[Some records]
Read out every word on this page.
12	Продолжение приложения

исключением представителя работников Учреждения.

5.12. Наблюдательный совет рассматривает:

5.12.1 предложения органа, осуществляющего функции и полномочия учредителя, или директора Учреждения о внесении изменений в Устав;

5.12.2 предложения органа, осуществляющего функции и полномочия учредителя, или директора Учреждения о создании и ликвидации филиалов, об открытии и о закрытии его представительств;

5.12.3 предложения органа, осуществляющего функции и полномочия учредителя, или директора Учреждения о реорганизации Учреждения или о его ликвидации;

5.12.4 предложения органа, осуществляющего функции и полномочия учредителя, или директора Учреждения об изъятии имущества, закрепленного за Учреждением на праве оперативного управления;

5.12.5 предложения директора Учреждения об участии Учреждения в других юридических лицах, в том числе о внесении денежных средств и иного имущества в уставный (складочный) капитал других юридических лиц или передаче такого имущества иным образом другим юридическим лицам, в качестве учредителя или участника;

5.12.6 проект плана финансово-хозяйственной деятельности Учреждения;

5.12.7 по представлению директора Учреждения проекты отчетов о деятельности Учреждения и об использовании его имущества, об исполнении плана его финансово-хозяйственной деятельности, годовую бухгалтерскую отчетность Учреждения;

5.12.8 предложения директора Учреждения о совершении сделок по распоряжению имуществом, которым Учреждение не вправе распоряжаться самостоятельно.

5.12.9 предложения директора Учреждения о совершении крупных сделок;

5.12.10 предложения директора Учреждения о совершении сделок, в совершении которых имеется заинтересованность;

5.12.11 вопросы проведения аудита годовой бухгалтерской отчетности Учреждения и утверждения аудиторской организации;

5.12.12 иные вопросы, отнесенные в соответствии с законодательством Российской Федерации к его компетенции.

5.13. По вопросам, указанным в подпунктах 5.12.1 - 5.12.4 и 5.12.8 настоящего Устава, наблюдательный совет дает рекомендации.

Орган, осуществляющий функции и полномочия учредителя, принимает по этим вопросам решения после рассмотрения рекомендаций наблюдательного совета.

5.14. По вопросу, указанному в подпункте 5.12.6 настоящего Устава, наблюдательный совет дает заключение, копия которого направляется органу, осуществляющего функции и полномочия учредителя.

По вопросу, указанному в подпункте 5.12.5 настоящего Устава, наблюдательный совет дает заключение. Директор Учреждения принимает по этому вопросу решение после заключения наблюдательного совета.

Instructions for the task:
From the entries above, copy out every line where the string "плана" appears.

Answer to this task:
5.12.6 проект плана финансово-хозяйственной деятельности Учреждения;
5.12.7 по представлению директора Учреждения проекты отчетов о деятельности Учреждения и об использовании его имущества, об исполнении плана его финансово-хозяйственной деятельности, годовую бухгалтерскую отчетность Учреждения;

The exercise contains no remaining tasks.